** Task requirements **
Extract all lines that hold "kind" from the records below.

>> begin Given records

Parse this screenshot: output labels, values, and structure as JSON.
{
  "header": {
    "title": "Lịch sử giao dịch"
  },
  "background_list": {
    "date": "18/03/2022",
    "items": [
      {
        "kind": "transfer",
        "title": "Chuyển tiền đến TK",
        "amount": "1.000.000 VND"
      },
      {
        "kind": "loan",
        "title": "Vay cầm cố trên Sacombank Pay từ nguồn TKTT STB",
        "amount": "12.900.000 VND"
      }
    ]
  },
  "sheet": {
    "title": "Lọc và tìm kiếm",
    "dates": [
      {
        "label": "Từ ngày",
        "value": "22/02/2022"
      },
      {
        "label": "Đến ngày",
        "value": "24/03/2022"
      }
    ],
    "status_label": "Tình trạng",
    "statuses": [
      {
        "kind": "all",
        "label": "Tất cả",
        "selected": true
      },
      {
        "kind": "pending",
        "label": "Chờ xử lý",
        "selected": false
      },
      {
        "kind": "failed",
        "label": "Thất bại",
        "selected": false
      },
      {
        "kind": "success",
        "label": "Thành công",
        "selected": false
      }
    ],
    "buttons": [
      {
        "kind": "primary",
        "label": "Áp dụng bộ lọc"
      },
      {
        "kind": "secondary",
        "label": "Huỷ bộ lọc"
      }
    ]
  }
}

>> end Given records

** Response **
        "kind": "transfer",
        "kind": "loan",
        "kind": "all",
        "kind": "pending",
        "kind": "failed",
        "kind": "success",
        "kind": "primary",
        "kind": "secondary",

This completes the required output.